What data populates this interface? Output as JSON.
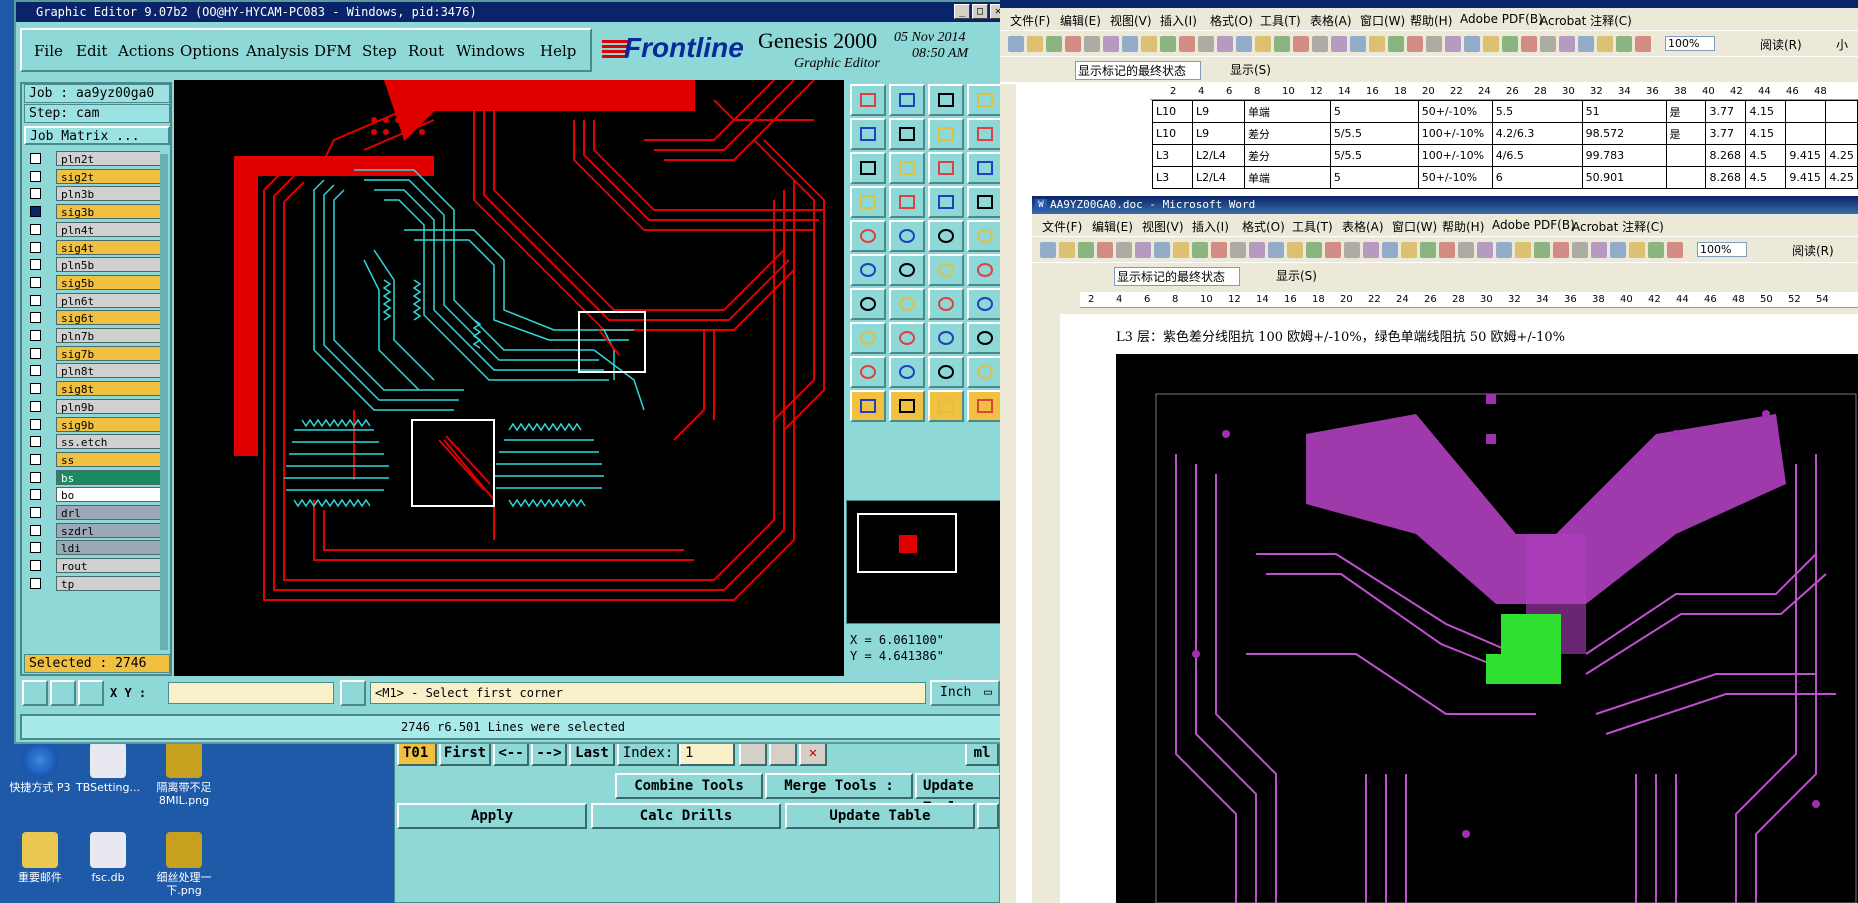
{
  "desktop": {
    "icons": [
      {
        "label": "快捷方式 P3"
      },
      {
        "label": "TBSetting..."
      },
      {
        "label": "隔离带不足\n8MIL.png"
      },
      {
        "label": "重要邮件"
      },
      {
        "label": "fsc.db"
      },
      {
        "label": "细丝处理一\n下.png"
      }
    ]
  },
  "genesis": {
    "title": "Graphic Editor 9.07b2 (OO@HY-HYCAM-PC083 - Windows, pid:3476)",
    "menu": [
      "File",
      "Edit",
      "Actions",
      "Options",
      "Analysis",
      "DFM",
      "Step",
      "Rout",
      "Windows",
      "Help"
    ],
    "brand": "Frontline",
    "product": "Genesis 2000",
    "subtitle": "Graphic Editor",
    "date": "05 Nov 2014",
    "time": "08:50 AM",
    "job": "Job : aa9yz00ga0",
    "step": "Step: cam",
    "job_matrix": "Job Matrix ...",
    "layers": [
      {
        "name": "pln2t",
        "color": "#d0d0d0"
      },
      {
        "name": "sig2t",
        "color": "#f0c040"
      },
      {
        "name": "pln3b",
        "color": "#d0d0d0"
      },
      {
        "name": "sig3b",
        "color": "#f0c040"
      },
      {
        "name": "pln4t",
        "color": "#d0d0d0"
      },
      {
        "name": "sig4t",
        "color": "#f0c040"
      },
      {
        "name": "pln5b",
        "color": "#d0d0d0"
      },
      {
        "name": "sig5b",
        "color": "#f0c040"
      },
      {
        "name": "pln6t",
        "color": "#d0d0d0"
      },
      {
        "name": "sig6t",
        "color": "#f0c040"
      },
      {
        "name": "pln7b",
        "color": "#d0d0d0"
      },
      {
        "name": "sig7b",
        "color": "#f0c040"
      },
      {
        "name": "pln8t",
        "color": "#d0d0d0"
      },
      {
        "name": "sig8t",
        "color": "#f0c040"
      },
      {
        "name": "pln9b",
        "color": "#d0d0d0"
      },
      {
        "name": "sig9b",
        "color": "#f0c040"
      },
      {
        "name": "ss.etch",
        "color": "#d0d0d0"
      },
      {
        "name": "ss",
        "color": "#f0c040"
      },
      {
        "name": "bs",
        "color": "#1a8a60"
      },
      {
        "name": "bo",
        "color": "#ffffff"
      },
      {
        "name": "drl",
        "color": "#9aa8b8"
      },
      {
        "name": "szdrl",
        "color": "#9aa8b8"
      },
      {
        "name": "ldi",
        "color": "#9aa8b8"
      },
      {
        "name": "rout",
        "color": "#d0d0d0"
      },
      {
        "name": "tp",
        "color": "#d0d0d0"
      }
    ],
    "selected": "Selected : 2746",
    "coord_x": "X = 6.061100\"",
    "coord_y": "Y = 4.641386\"",
    "xy_label": "X Y :",
    "xy_value": "",
    "prompt": "<M1> - Select first corner",
    "units": "Inch",
    "status": "2746 r6.501 Lines were selected"
  },
  "drill": {
    "tool": "T01",
    "nav": [
      "First",
      "<--",
      "-->",
      "Last"
    ],
    "index_label": "Index:",
    "index_value": "1",
    "right_label": "ml",
    "combine": "Combine Tools",
    "merge": "Merge Tools :",
    "update_tools": "Update Tool",
    "apply": "Apply",
    "calc": "Calc Drills",
    "update_table": "Update Table"
  },
  "word_back": {
    "menu": [
      "文件(F)",
      "编辑(E)",
      "视图(V)",
      "插入(I)",
      "格式(O)",
      "工具(T)",
      "表格(A)",
      "窗口(W)",
      "帮助(H)",
      "Adobe PDF(B)",
      "Acrobat 注释(C)"
    ],
    "zoom": "100%",
    "read": "阅读(R)",
    "extra": "小组",
    "track": "显示标记的最终状态",
    "show": "显示(S)",
    "ruler": [
      "2",
      "4",
      "6",
      "8",
      "10",
      "12",
      "14",
      "16",
      "18",
      "20",
      "22",
      "24",
      "26",
      "28",
      "30",
      "32",
      "34",
      "36",
      "38",
      "40",
      "42",
      "44",
      "46",
      "48"
    ],
    "rows": [
      [
        "L10",
        "L9",
        "单端",
        "5",
        "50+/-10%",
        "5.5",
        "51",
        "是",
        "3.77",
        "4.15",
        ""
      ],
      [
        "L10",
        "L9",
        "差分",
        "5/5.5",
        "100+/-10%",
        "4.2/6.3",
        "98.572",
        "是",
        "3.77",
        "4.15",
        ""
      ],
      [
        "L3",
        "L2/L4",
        "差分",
        "5/5.5",
        "100+/-10%",
        "4/6.5",
        "99.783",
        "",
        "8.268",
        "4.5",
        "9.415",
        "4.25"
      ],
      [
        "L3",
        "L2/L4",
        "单端",
        "5",
        "50+/-10%",
        "6",
        "50.901",
        "",
        "8.268",
        "4.5",
        "9.415",
        "4.25"
      ]
    ]
  },
  "word_front": {
    "title": "AA9YZ00GA0.doc - Microsoft Word",
    "menu": [
      "文件(F)",
      "编辑(E)",
      "视图(V)",
      "插入(I)",
      "格式(O)",
      "工具(T)",
      "表格(A)",
      "窗口(W)",
      "帮助(H)",
      "Adobe PDF(B)",
      "Acrobat 注释(C)"
    ],
    "zoom": "100%",
    "read": "阅读(R)",
    "track": "显示标记的最终状态",
    "show": "显示(S)",
    "ruler": [
      "2",
      "4",
      "6",
      "8",
      "10",
      "12",
      "14",
      "16",
      "18",
      "20",
      "22",
      "24",
      "26",
      "28",
      "30",
      "32",
      "34",
      "36",
      "38",
      "40",
      "42",
      "44",
      "46",
      "48",
      "50",
      "52",
      "54"
    ],
    "note": "L3 层：紫色差分线阻抗 100 欧姆+/-10%，绿色单端线阻抗 50 欧姆+/-10%"
  }
}
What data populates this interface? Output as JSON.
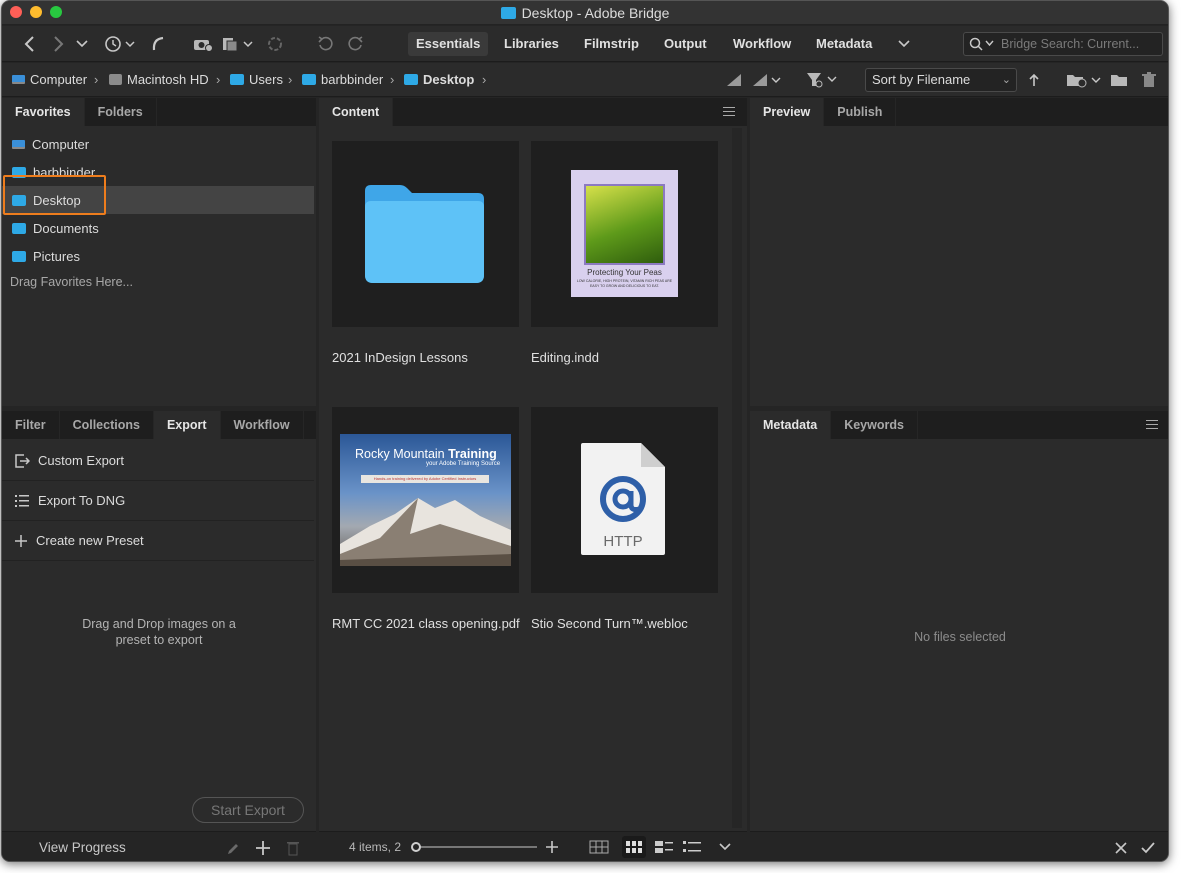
{
  "window": {
    "title": "Desktop - Adobe Bridge"
  },
  "toolbar": {
    "workspaces": [
      "Essentials",
      "Libraries",
      "Filmstrip",
      "Output",
      "Workflow",
      "Metadata"
    ],
    "search_placeholder": "Bridge Search: Current..."
  },
  "path": {
    "crumbs": [
      "Computer",
      "Macintosh HD",
      "Users",
      "barbbinder",
      "Desktop"
    ],
    "sort_label": "Sort by Filename"
  },
  "favorites_panel": {
    "tabs": [
      "Favorites",
      "Folders"
    ],
    "items": [
      "Computer",
      "barbbinder",
      "Desktop",
      "Documents",
      "Pictures"
    ],
    "hint": "Drag Favorites Here..."
  },
  "export_panel": {
    "tabs": [
      "Filter",
      "Collections",
      "Export",
      "Workflow"
    ],
    "rows": [
      "Custom Export",
      "Export To DNG",
      "Create new Preset"
    ],
    "drop_hint_line1": "Drag and Drop images on a",
    "drop_hint_line2": "preset to export",
    "start_export": "Start Export",
    "view_progress": "View Progress"
  },
  "content_panel": {
    "tab": "Content",
    "items": [
      {
        "name": "2021 InDesign Lessons",
        "kind": "folder"
      },
      {
        "name": "Editing.indd",
        "kind": "indd",
        "thumb_title": "Protecting Your Peas",
        "thumb_sub1": "LOW CALORIE, HIGH PROTEIN, VITAMIN RICH PEAS ARE",
        "thumb_sub2": "EASY TO GROW AND DELICIOUS TO EAT."
      },
      {
        "name": "RMT CC 2021 class opening.pdf",
        "kind": "pdf",
        "thumb_title_a": "Rocky Mountain ",
        "thumb_title_b": "Training",
        "thumb_sub": "your Adobe Training Source",
        "thumb_banner": "Hands-on training delivered by Adobe Certified Instructors"
      },
      {
        "name": "Stio Second Turn™.webloc",
        "kind": "webloc",
        "thumb_label": "HTTP"
      }
    ],
    "status": "4 items, 2"
  },
  "preview_panel": {
    "tabs": [
      "Preview",
      "Publish"
    ]
  },
  "metadata_panel": {
    "tabs": [
      "Metadata",
      "Keywords"
    ],
    "empty": "No files selected"
  },
  "colors": {
    "accent_folder": "#2ea9e6",
    "highlight": "#ee7d1d"
  }
}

# # # #

> Exercise: Some lines of the data above may hold the word "Drag"; state how many do, and give only that number.

> Solution for this task: 2